◆ Goal ◆
Keep every line where the word "ubuntu" appears; drop the rest.

◆ Records ◆

_ _ _

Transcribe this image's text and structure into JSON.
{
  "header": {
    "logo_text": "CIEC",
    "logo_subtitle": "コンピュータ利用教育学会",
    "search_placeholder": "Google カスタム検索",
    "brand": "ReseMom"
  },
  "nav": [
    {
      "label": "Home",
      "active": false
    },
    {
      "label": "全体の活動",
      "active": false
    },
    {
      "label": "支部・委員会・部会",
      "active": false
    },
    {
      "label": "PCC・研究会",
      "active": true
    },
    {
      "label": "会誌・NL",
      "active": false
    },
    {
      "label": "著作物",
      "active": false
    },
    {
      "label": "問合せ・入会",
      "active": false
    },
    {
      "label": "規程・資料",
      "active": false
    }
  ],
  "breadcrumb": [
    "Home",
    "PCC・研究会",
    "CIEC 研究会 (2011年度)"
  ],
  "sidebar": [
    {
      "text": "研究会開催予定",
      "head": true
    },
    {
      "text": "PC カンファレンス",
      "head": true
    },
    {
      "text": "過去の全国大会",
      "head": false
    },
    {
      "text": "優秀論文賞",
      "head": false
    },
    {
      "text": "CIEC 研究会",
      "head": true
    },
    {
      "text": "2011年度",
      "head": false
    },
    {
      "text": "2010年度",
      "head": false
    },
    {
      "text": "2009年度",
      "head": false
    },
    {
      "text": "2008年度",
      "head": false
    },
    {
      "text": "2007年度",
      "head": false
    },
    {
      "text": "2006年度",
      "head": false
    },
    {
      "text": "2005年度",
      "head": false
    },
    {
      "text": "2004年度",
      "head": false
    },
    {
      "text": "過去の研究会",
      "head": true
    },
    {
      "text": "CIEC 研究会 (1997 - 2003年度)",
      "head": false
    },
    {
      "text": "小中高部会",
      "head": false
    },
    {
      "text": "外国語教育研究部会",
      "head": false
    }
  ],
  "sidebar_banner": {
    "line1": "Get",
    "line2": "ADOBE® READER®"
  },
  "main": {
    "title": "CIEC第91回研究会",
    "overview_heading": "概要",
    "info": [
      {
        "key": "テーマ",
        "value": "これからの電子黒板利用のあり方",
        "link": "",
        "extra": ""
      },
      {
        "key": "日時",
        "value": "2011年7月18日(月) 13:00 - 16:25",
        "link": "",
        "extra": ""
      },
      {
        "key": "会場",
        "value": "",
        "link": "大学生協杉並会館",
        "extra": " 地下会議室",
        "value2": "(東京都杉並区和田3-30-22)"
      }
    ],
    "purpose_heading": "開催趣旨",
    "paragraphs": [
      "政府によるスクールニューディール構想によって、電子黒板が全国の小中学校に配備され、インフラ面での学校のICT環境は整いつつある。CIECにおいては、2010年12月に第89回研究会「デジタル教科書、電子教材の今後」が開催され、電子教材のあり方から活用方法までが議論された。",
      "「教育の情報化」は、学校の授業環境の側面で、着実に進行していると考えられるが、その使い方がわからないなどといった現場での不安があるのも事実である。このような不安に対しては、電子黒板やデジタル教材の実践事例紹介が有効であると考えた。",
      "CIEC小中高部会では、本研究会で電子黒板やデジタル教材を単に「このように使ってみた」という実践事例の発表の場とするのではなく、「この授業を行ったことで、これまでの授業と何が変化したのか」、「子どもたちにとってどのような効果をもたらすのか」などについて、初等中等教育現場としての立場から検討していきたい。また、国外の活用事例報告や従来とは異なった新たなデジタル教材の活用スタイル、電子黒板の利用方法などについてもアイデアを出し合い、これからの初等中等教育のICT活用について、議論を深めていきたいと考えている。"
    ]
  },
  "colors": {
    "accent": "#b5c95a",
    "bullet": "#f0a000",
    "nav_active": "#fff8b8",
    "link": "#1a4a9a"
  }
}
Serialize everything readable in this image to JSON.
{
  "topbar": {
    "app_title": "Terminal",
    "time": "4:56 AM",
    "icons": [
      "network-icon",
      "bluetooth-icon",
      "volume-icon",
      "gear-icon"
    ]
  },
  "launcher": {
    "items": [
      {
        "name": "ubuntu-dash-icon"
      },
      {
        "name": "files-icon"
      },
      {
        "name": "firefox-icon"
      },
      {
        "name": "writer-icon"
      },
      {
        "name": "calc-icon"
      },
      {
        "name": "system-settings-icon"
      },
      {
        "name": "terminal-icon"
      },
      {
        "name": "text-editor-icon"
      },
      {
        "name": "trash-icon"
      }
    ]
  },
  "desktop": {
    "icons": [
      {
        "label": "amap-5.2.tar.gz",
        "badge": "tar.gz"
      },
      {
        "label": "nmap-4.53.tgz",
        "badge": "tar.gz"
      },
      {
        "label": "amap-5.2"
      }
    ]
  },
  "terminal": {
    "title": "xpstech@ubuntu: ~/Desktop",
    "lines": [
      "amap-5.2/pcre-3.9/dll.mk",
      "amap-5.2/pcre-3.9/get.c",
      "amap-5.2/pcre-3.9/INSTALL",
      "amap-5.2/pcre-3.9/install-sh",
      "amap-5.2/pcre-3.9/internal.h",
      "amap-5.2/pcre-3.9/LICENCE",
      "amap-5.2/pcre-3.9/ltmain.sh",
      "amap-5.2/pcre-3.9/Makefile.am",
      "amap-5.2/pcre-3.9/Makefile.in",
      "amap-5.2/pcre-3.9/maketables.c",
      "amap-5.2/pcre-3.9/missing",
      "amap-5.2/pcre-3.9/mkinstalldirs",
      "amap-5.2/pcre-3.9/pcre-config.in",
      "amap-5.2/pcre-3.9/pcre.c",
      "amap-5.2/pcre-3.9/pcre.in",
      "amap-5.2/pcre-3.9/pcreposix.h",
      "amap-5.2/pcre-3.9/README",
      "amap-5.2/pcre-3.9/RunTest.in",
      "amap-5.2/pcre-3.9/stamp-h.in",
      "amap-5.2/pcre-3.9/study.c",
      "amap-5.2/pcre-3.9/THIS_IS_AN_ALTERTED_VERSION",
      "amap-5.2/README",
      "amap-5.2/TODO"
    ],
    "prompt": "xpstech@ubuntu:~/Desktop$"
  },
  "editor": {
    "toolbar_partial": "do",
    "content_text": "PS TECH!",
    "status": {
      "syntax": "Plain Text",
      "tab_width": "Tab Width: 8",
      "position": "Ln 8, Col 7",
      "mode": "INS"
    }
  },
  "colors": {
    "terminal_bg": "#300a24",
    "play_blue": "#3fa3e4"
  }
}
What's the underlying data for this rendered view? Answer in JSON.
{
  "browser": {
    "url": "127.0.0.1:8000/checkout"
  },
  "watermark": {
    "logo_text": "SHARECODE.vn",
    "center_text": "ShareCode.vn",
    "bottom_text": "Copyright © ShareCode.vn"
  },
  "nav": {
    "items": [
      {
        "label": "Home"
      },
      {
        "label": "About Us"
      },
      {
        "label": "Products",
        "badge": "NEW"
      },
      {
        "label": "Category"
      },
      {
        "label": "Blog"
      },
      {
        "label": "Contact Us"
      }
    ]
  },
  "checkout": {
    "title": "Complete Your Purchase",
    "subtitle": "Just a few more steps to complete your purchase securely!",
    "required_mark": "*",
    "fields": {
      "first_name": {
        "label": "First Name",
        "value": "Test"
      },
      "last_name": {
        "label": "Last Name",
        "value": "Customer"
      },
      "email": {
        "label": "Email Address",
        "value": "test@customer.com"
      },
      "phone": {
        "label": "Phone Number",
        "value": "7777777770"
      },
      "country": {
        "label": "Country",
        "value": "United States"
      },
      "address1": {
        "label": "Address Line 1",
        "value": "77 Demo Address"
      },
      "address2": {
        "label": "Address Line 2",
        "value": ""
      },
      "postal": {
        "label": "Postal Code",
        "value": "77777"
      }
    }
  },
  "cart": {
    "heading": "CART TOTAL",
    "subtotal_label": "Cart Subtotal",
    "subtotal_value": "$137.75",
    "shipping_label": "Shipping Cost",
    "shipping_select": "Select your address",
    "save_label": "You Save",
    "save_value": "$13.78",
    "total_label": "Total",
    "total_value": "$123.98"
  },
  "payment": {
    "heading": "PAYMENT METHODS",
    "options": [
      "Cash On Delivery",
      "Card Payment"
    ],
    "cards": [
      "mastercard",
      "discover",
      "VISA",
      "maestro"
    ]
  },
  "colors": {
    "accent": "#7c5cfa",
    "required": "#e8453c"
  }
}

_ _ _

◆ Written response ◆
        "name": "ubuntu-dash-icon"
    "title": "xpstech@ubuntu: ~/Desktop",
    "prompt": "xpstech@ubuntu:~/Desktop$"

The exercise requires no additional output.